> **Written request**
Report every line of the data below that contains the word "superscript", copying each line in full.

A block of data:
"""

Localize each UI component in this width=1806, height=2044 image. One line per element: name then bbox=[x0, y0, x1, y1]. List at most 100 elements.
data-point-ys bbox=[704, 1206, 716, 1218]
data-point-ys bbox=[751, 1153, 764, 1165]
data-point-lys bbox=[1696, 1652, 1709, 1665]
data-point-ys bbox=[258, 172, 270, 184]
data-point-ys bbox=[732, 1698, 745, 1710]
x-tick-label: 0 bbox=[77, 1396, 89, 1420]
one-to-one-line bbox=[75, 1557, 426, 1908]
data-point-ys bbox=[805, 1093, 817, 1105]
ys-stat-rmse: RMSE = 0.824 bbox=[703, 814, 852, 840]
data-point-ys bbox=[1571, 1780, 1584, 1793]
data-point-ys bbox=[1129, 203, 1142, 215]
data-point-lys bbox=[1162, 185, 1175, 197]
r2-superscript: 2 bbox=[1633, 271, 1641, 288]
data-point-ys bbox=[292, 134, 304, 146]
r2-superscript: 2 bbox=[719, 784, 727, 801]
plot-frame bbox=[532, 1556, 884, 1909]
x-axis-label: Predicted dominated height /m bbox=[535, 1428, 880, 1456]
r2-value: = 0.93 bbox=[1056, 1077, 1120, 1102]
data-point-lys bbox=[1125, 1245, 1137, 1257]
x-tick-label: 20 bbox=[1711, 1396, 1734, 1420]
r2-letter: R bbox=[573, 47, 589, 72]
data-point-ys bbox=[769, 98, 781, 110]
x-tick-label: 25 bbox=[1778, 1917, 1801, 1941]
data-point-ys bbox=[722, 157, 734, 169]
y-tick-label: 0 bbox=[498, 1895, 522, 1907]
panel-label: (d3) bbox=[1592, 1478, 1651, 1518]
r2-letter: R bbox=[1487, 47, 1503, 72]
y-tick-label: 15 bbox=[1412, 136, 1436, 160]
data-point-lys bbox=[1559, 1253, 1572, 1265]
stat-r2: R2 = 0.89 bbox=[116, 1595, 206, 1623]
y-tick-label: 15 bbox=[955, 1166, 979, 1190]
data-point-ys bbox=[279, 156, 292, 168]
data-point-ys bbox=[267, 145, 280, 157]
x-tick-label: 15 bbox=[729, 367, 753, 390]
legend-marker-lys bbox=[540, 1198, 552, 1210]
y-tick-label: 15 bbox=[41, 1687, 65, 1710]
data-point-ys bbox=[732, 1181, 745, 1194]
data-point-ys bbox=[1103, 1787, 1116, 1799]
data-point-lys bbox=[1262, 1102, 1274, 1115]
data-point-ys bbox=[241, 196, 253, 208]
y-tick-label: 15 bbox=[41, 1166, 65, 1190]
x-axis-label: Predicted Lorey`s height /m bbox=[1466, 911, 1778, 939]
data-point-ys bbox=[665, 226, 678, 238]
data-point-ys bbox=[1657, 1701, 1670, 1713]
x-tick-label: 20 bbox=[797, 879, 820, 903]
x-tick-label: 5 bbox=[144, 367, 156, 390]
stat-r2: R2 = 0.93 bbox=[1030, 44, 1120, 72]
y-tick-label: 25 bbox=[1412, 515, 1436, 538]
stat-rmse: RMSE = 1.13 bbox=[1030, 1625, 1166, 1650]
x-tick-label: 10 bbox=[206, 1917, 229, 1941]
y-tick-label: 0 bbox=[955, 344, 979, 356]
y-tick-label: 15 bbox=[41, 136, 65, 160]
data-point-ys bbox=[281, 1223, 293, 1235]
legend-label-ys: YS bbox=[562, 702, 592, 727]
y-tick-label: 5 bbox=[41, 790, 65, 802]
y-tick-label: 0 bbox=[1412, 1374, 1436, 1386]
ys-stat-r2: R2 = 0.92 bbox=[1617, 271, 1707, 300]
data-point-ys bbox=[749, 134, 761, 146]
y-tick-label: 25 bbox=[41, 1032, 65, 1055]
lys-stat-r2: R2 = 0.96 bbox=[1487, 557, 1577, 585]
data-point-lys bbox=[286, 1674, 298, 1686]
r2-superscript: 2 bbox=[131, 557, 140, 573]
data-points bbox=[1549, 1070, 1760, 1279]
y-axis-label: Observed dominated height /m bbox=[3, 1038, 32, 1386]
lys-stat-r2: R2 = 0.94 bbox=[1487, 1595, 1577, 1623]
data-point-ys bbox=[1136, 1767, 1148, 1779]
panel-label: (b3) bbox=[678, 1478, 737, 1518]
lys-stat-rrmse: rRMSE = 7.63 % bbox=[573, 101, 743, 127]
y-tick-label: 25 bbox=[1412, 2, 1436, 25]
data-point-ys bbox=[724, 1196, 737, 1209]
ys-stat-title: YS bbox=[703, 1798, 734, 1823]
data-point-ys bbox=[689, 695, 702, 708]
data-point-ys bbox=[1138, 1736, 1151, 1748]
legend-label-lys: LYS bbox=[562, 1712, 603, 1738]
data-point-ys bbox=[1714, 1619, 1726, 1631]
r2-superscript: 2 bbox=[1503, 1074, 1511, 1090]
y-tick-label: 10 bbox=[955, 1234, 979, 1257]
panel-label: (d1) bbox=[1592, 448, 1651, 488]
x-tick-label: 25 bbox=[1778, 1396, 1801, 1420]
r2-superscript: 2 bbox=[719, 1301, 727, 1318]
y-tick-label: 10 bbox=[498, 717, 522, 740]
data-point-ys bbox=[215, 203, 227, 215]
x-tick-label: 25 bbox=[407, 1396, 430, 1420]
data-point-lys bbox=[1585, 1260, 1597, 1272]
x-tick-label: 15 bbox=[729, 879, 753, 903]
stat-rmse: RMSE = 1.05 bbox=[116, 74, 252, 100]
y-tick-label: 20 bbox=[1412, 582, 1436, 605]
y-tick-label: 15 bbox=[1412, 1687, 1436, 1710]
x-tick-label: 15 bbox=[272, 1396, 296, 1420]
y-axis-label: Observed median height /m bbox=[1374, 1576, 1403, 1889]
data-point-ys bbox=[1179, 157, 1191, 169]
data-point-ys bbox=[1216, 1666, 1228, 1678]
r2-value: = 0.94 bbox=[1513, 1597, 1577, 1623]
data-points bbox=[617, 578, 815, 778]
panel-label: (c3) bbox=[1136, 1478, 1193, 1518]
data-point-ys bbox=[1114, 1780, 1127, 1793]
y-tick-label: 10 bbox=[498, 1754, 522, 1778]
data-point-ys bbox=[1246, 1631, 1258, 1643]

"""

> **Worked solution**
r2-superscript: 2 bbox=[1633, 271, 1641, 288]
r2-superscript: 2 bbox=[719, 784, 727, 801]
r2-superscript: 2 bbox=[131, 557, 140, 573]
r2-superscript: 2 bbox=[1503, 1074, 1511, 1090]
r2-superscript: 2 bbox=[719, 1301, 727, 1318]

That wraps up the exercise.